- _Exercise instructions_: Report each line of the data that has "JSON" somewhere in it.

[Stored records]
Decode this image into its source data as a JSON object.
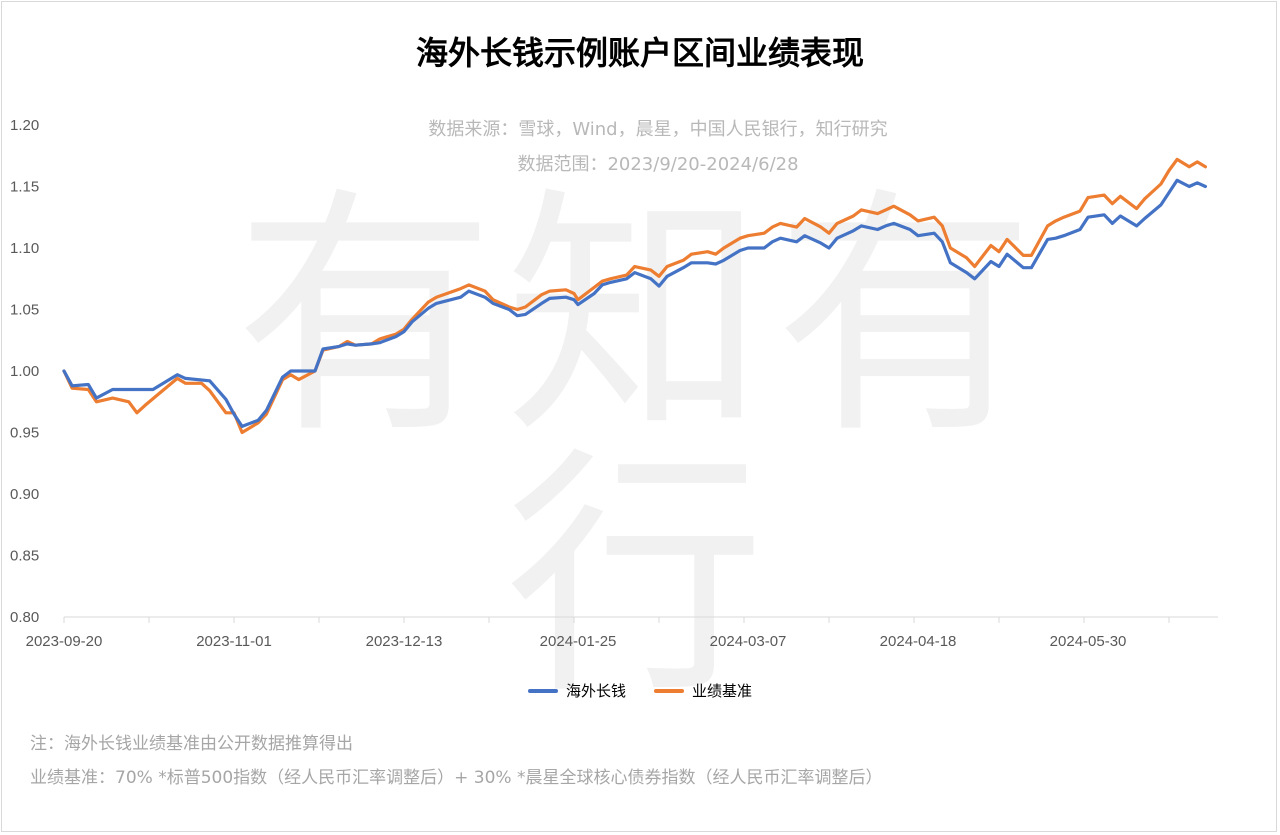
{
  "title": "海外长钱示例账户区间业绩表现",
  "source_line": "数据来源：雪球，Wind，晨星，中国人民银行，知行研究",
  "range_line": "数据范围：2023/9/20-2024/6/28",
  "watermark": "有知有行",
  "notes": [
    "注：海外长钱业绩基准由公开数据推算得出",
    "业绩基准：70% *标普500指数（经人民币汇率调整后）+ 30% *晨星全球核心债券指数（经人民币汇率调整后）"
  ],
  "colors": {
    "haiwai": "#4472c4",
    "benchmark": "#ed7d31",
    "axis": "#d9d9d9",
    "label": "#595959"
  },
  "chart_data": {
    "type": "line",
    "title": "海外长钱示例账户区间业绩表现",
    "xlabel": "",
    "ylabel": "",
    "x_range": [
      "2023-09-20",
      "2024-06-28"
    ],
    "x_ticks": [
      "2023-09-20",
      "2023-11-01",
      "2023-12-13",
      "2024-01-25",
      "2024-03-07",
      "2024-04-18",
      "2024-05-30"
    ],
    "ylim": [
      0.8,
      1.2
    ],
    "y_ticks": [
      "0.80",
      "0.85",
      "0.90",
      "0.95",
      "1.00",
      "1.05",
      "1.10",
      "1.15",
      "1.20"
    ],
    "grid": false,
    "legend_position": "bottom",
    "series": [
      {
        "name": "海外长钱",
        "color": "#4472c4",
        "points": [
          [
            "2023-09-20",
            1.0
          ],
          [
            "2023-09-22",
            0.988
          ],
          [
            "2023-09-26",
            0.989
          ],
          [
            "2023-09-28",
            0.978
          ],
          [
            "2023-10-02",
            0.985
          ],
          [
            "2023-10-12",
            0.985
          ],
          [
            "2023-10-18",
            0.997
          ],
          [
            "2023-10-20",
            0.994
          ],
          [
            "2023-10-26",
            0.992
          ],
          [
            "2023-10-30",
            0.977
          ],
          [
            "2023-11-01",
            0.965
          ],
          [
            "2023-11-03",
            0.955
          ],
          [
            "2023-11-07",
            0.96
          ],
          [
            "2023-11-09",
            0.968
          ],
          [
            "2023-11-13",
            0.995
          ],
          [
            "2023-11-15",
            1.0
          ],
          [
            "2023-11-17",
            1.0
          ],
          [
            "2023-11-21",
            1.0
          ],
          [
            "2023-11-23",
            1.018
          ],
          [
            "2023-11-27",
            1.02
          ],
          [
            "2023-11-29",
            1.022
          ],
          [
            "2023-12-01",
            1.021
          ],
          [
            "2023-12-05",
            1.022
          ],
          [
            "2023-12-07",
            1.023
          ],
          [
            "2023-12-11",
            1.028
          ],
          [
            "2023-12-13",
            1.032
          ],
          [
            "2023-12-15",
            1.04
          ],
          [
            "2023-12-19",
            1.051
          ],
          [
            "2023-12-21",
            1.055
          ],
          [
            "2023-12-27",
            1.06
          ],
          [
            "2023-12-29",
            1.065
          ],
          [
            "2024-01-02",
            1.06
          ],
          [
            "2024-01-04",
            1.055
          ],
          [
            "2024-01-08",
            1.05
          ],
          [
            "2024-01-10",
            1.045
          ],
          [
            "2024-01-12",
            1.046
          ],
          [
            "2024-01-16",
            1.055
          ],
          [
            "2024-01-18",
            1.059
          ],
          [
            "2024-01-22",
            1.06
          ],
          [
            "2024-01-24",
            1.058
          ],
          [
            "2024-01-25",
            1.054
          ],
          [
            "2024-01-29",
            1.063
          ],
          [
            "2024-01-31",
            1.07
          ],
          [
            "2024-02-02",
            1.072
          ],
          [
            "2024-02-06",
            1.075
          ],
          [
            "2024-02-08",
            1.08
          ],
          [
            "2024-02-12",
            1.075
          ],
          [
            "2024-02-14",
            1.069
          ],
          [
            "2024-02-16",
            1.077
          ],
          [
            "2024-02-20",
            1.084
          ],
          [
            "2024-02-22",
            1.088
          ],
          [
            "2024-02-26",
            1.088
          ],
          [
            "2024-02-28",
            1.087
          ],
          [
            "2024-03-01",
            1.09
          ],
          [
            "2024-03-05",
            1.098
          ],
          [
            "2024-03-07",
            1.1
          ],
          [
            "2024-03-11",
            1.1
          ],
          [
            "2024-03-13",
            1.105
          ],
          [
            "2024-03-15",
            1.108
          ],
          [
            "2024-03-19",
            1.105
          ],
          [
            "2024-03-21",
            1.11
          ],
          [
            "2024-03-25",
            1.104
          ],
          [
            "2024-03-27",
            1.1
          ],
          [
            "2024-03-29",
            1.108
          ],
          [
            "2024-04-02",
            1.114
          ],
          [
            "2024-04-04",
            1.118
          ],
          [
            "2024-04-08",
            1.115
          ],
          [
            "2024-04-10",
            1.118
          ],
          [
            "2024-04-12",
            1.12
          ],
          [
            "2024-04-16",
            1.115
          ],
          [
            "2024-04-18",
            1.11
          ],
          [
            "2024-04-22",
            1.112
          ],
          [
            "2024-04-24",
            1.105
          ],
          [
            "2024-04-26",
            1.088
          ],
          [
            "2024-04-30",
            1.08
          ],
          [
            "2024-05-02",
            1.075
          ],
          [
            "2024-05-06",
            1.089
          ],
          [
            "2024-05-08",
            1.085
          ],
          [
            "2024-05-10",
            1.095
          ],
          [
            "2024-05-14",
            1.084
          ],
          [
            "2024-05-16",
            1.084
          ],
          [
            "2024-05-20",
            1.107
          ],
          [
            "2024-05-22",
            1.108
          ],
          [
            "2024-05-24",
            1.11
          ],
          [
            "2024-05-28",
            1.115
          ],
          [
            "2024-05-30",
            1.125
          ],
          [
            "2024-06-03",
            1.127
          ],
          [
            "2024-06-05",
            1.12
          ],
          [
            "2024-06-07",
            1.126
          ],
          [
            "2024-06-11",
            1.118
          ],
          [
            "2024-06-13",
            1.124
          ],
          [
            "2024-06-17",
            1.135
          ],
          [
            "2024-06-19",
            1.145
          ],
          [
            "2024-06-21",
            1.155
          ],
          [
            "2024-06-24",
            1.15
          ],
          [
            "2024-06-26",
            1.153
          ],
          [
            "2024-06-28",
            1.15
          ]
        ]
      },
      {
        "name": "业绩基准",
        "color": "#ed7d31",
        "points": [
          [
            "2023-09-20",
            1.0
          ],
          [
            "2023-09-22",
            0.986
          ],
          [
            "2023-09-26",
            0.985
          ],
          [
            "2023-09-28",
            0.975
          ],
          [
            "2023-10-02",
            0.978
          ],
          [
            "2023-10-06",
            0.975
          ],
          [
            "2023-10-08",
            0.966
          ],
          [
            "2023-10-10",
            0.972
          ],
          [
            "2023-10-14",
            0.983
          ],
          [
            "2023-10-18",
            0.994
          ],
          [
            "2023-10-20",
            0.99
          ],
          [
            "2023-10-24",
            0.99
          ],
          [
            "2023-10-26",
            0.984
          ],
          [
            "2023-10-30",
            0.966
          ],
          [
            "2023-11-01",
            0.966
          ],
          [
            "2023-11-03",
            0.95
          ],
          [
            "2023-11-07",
            0.958
          ],
          [
            "2023-11-09",
            0.965
          ],
          [
            "2023-11-13",
            0.993
          ],
          [
            "2023-11-15",
            0.997
          ],
          [
            "2023-11-17",
            0.993
          ],
          [
            "2023-11-21",
            1.0
          ],
          [
            "2023-11-23",
            1.017
          ],
          [
            "2023-11-27",
            1.02
          ],
          [
            "2023-11-29",
            1.024
          ],
          [
            "2023-12-01",
            1.021
          ],
          [
            "2023-12-05",
            1.022
          ],
          [
            "2023-12-07",
            1.026
          ],
          [
            "2023-12-11",
            1.03
          ],
          [
            "2023-12-13",
            1.034
          ],
          [
            "2023-12-15",
            1.042
          ],
          [
            "2023-12-19",
            1.056
          ],
          [
            "2023-12-21",
            1.06
          ],
          [
            "2023-12-27",
            1.067
          ],
          [
            "2023-12-29",
            1.07
          ],
          [
            "2024-01-02",
            1.065
          ],
          [
            "2024-01-04",
            1.058
          ],
          [
            "2024-01-08",
            1.052
          ],
          [
            "2024-01-10",
            1.05
          ],
          [
            "2024-01-12",
            1.052
          ],
          [
            "2024-01-16",
            1.062
          ],
          [
            "2024-01-18",
            1.065
          ],
          [
            "2024-01-22",
            1.066
          ],
          [
            "2024-01-24",
            1.063
          ],
          [
            "2024-01-25",
            1.058
          ],
          [
            "2024-01-29",
            1.068
          ],
          [
            "2024-01-31",
            1.073
          ],
          [
            "2024-02-02",
            1.075
          ],
          [
            "2024-02-06",
            1.078
          ],
          [
            "2024-02-08",
            1.085
          ],
          [
            "2024-02-12",
            1.082
          ],
          [
            "2024-02-14",
            1.077
          ],
          [
            "2024-02-16",
            1.085
          ],
          [
            "2024-02-20",
            1.09
          ],
          [
            "2024-02-22",
            1.095
          ],
          [
            "2024-02-26",
            1.097
          ],
          [
            "2024-02-28",
            1.095
          ],
          [
            "2024-03-01",
            1.1
          ],
          [
            "2024-03-05",
            1.108
          ],
          [
            "2024-03-07",
            1.11
          ],
          [
            "2024-03-11",
            1.112
          ],
          [
            "2024-03-13",
            1.117
          ],
          [
            "2024-03-15",
            1.12
          ],
          [
            "2024-03-19",
            1.117
          ],
          [
            "2024-03-21",
            1.124
          ],
          [
            "2024-03-25",
            1.117
          ],
          [
            "2024-03-27",
            1.112
          ],
          [
            "2024-03-29",
            1.12
          ],
          [
            "2024-04-02",
            1.126
          ],
          [
            "2024-04-04",
            1.131
          ],
          [
            "2024-04-08",
            1.128
          ],
          [
            "2024-04-10",
            1.131
          ],
          [
            "2024-04-12",
            1.134
          ],
          [
            "2024-04-16",
            1.127
          ],
          [
            "2024-04-18",
            1.122
          ],
          [
            "2024-04-22",
            1.125
          ],
          [
            "2024-04-24",
            1.118
          ],
          [
            "2024-04-26",
            1.1
          ],
          [
            "2024-04-30",
            1.092
          ],
          [
            "2024-05-02",
            1.085
          ],
          [
            "2024-05-06",
            1.102
          ],
          [
            "2024-05-08",
            1.097
          ],
          [
            "2024-05-10",
            1.107
          ],
          [
            "2024-05-14",
            1.094
          ],
          [
            "2024-05-16",
            1.094
          ],
          [
            "2024-05-20",
            1.118
          ],
          [
            "2024-05-22",
            1.122
          ],
          [
            "2024-05-24",
            1.125
          ],
          [
            "2024-05-28",
            1.13
          ],
          [
            "2024-05-30",
            1.141
          ],
          [
            "2024-06-03",
            1.143
          ],
          [
            "2024-06-05",
            1.136
          ],
          [
            "2024-06-07",
            1.142
          ],
          [
            "2024-06-11",
            1.132
          ],
          [
            "2024-06-13",
            1.14
          ],
          [
            "2024-06-17",
            1.152
          ],
          [
            "2024-06-19",
            1.163
          ],
          [
            "2024-06-21",
            1.172
          ],
          [
            "2024-06-24",
            1.166
          ],
          [
            "2024-06-26",
            1.17
          ],
          [
            "2024-06-28",
            1.166
          ]
        ]
      }
    ]
  }
}
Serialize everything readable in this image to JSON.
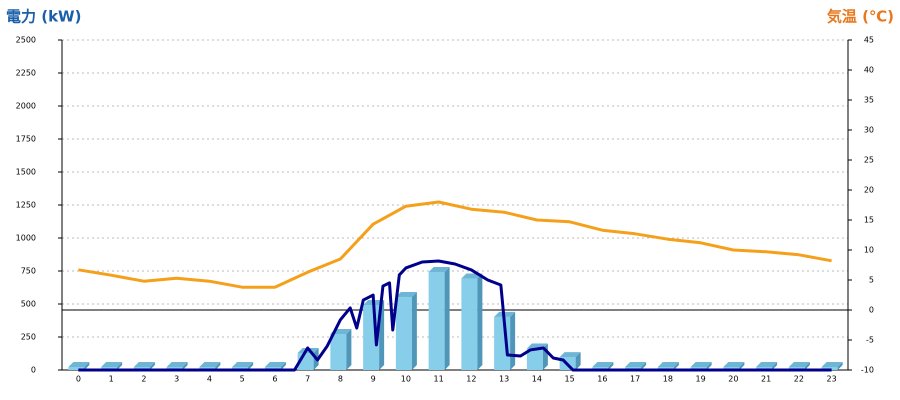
{
  "chart_data": {
    "type": "bar-line",
    "y_title": "電力 (kW)",
    "y2_title": "気温 (℃)",
    "categories": [
      "0",
      "1",
      "2",
      "3",
      "4",
      "5",
      "6",
      "7",
      "8",
      "9",
      "10",
      "11",
      "12",
      "13",
      "14",
      "15",
      "16",
      "17",
      "18",
      "19",
      "20",
      "21",
      "22",
      "23"
    ],
    "ylim": [
      0,
      2500
    ],
    "yticks": [
      0,
      250,
      500,
      750,
      1000,
      1250,
      1500,
      1750,
      2000,
      2250,
      2500
    ],
    "y2lim": [
      -10,
      45
    ],
    "y2ticks": [
      -10,
      -5,
      0,
      5,
      10,
      15,
      20,
      25,
      30,
      35,
      40,
      45
    ],
    "grid": true,
    "series": [
      {
        "kind": "bar",
        "color": "#87ceeb",
        "values": [
          0,
          0,
          0,
          0,
          0,
          0,
          0,
          106,
          250,
          470,
          530,
          720,
          670,
          380,
          140,
          75,
          0,
          0,
          0,
          0,
          0,
          0,
          0,
          0
        ]
      },
      {
        "kind": "line",
        "axis": "y2",
        "color": "#f5a01a",
        "values": [
          6.7,
          5.8,
          4.8,
          5.3,
          4.8,
          3.8,
          3.8,
          6.3,
          8.5,
          14.3,
          17.3,
          18,
          16.8,
          16.3,
          15,
          14.7,
          13.3,
          12.7,
          11.8,
          11.2,
          10,
          9.7,
          9.2,
          8.2
        ]
      },
      {
        "kind": "line",
        "color": "#00008b",
        "x": [
          0,
          6.6,
          7,
          7.3,
          7.6,
          8,
          8.3,
          8.5,
          8.7,
          9,
          9.1,
          9.3,
          9.5,
          9.6,
          9.8,
          10,
          10.5,
          11,
          11.5,
          12,
          12.5,
          12.9,
          13.1,
          13.5,
          13.8,
          14.2,
          14.5,
          14.8,
          15.1,
          23
        ],
        "values": [
          0,
          0,
          167,
          76,
          182,
          380,
          470,
          318,
          530,
          568,
          190,
          636,
          660,
          303,
          720,
          773,
          818,
          826,
          803,
          758,
          682,
          644,
          114,
          106,
          152,
          167,
          91,
          76,
          0,
          0
        ]
      }
    ]
  }
}
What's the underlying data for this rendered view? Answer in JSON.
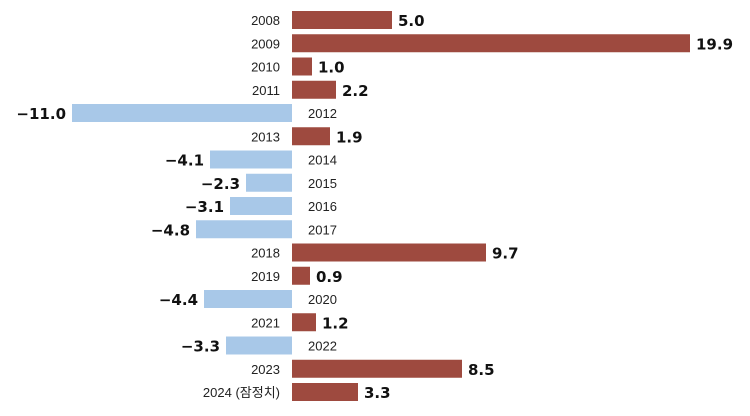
{
  "chart_data": {
    "type": "bar",
    "orientation": "horizontal",
    "categories": [
      "2008",
      "2009",
      "2010",
      "2011",
      "2012",
      "2013",
      "2014",
      "2015",
      "2016",
      "2017",
      "2018",
      "2019",
      "2020",
      "2021",
      "2022",
      "2023",
      "2024 (잠정치)"
    ],
    "values": [
      5.0,
      19.9,
      1.0,
      2.2,
      -11.0,
      1.9,
      -4.1,
      -2.3,
      -3.1,
      -4.8,
      9.7,
      0.9,
      -4.4,
      1.2,
      -3.3,
      8.5,
      3.3
    ],
    "value_labels": [
      "5.0",
      "19.9",
      "1.0",
      "2.2",
      "−11.0",
      "1.9",
      "−4.1",
      "−2.3",
      "−3.1",
      "−4.8",
      "9.7",
      "0.9",
      "−4.4",
      "1.2",
      "−3.3",
      "8.5",
      "3.3"
    ],
    "colors": {
      "positive": "#9e4a3f",
      "negative": "#a8c8e8"
    },
    "title": "",
    "xlabel": "",
    "ylabel": "",
    "grid": false,
    "legend": "none"
  }
}
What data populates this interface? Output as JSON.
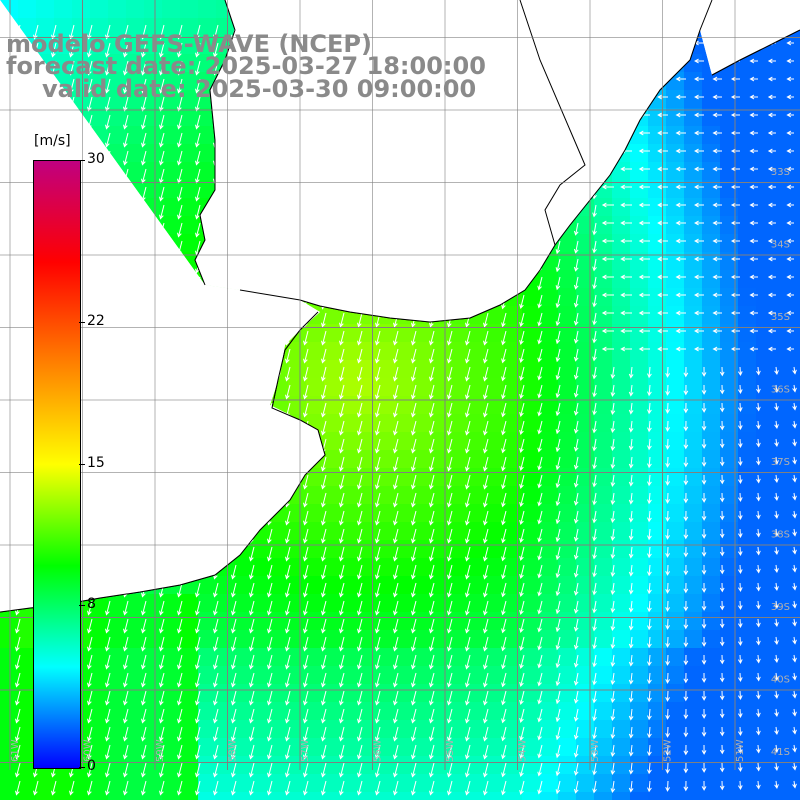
{
  "title": {
    "line1": "modelo GEFS-WAVE (NCEP)",
    "line2": "forecast date: 2025-03-27 18:00:00",
    "line3": "valid date: 2025-03-30 09:00:00"
  },
  "colorbar": {
    "unit": "[m/s]",
    "ticks": [
      "30",
      "22",
      "15",
      "8",
      "0"
    ],
    "tick_values": [
      30,
      22,
      15,
      8,
      0
    ],
    "vmin": 0,
    "vmax": 30,
    "colors": [
      "#0000ff",
      "#00ffff",
      "#00ff00",
      "#ffff00",
      "#ff8000",
      "#ff0000",
      "#c00080"
    ]
  },
  "map": {
    "lat_labels": [
      "33S",
      "34S",
      "35S",
      "36S",
      "37S",
      "38S",
      "39S",
      "40S",
      "41S"
    ],
    "lon_labels": [
      "61W",
      "60W",
      "59W",
      "58W",
      "57W",
      "56W",
      "55W",
      "54W",
      "53W",
      "52W",
      "51W"
    ],
    "land_color": "#ffffff",
    "grid_color": "#808080",
    "coast_color": "#000000"
  }
}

- _Expected output_:
Decode this image into its source data as a JSON object.
Serialize everything readable in this image to JSON.
What's the underlying data for this rendered view? Answer in JSON.
What data populates this interface? Output as JSON.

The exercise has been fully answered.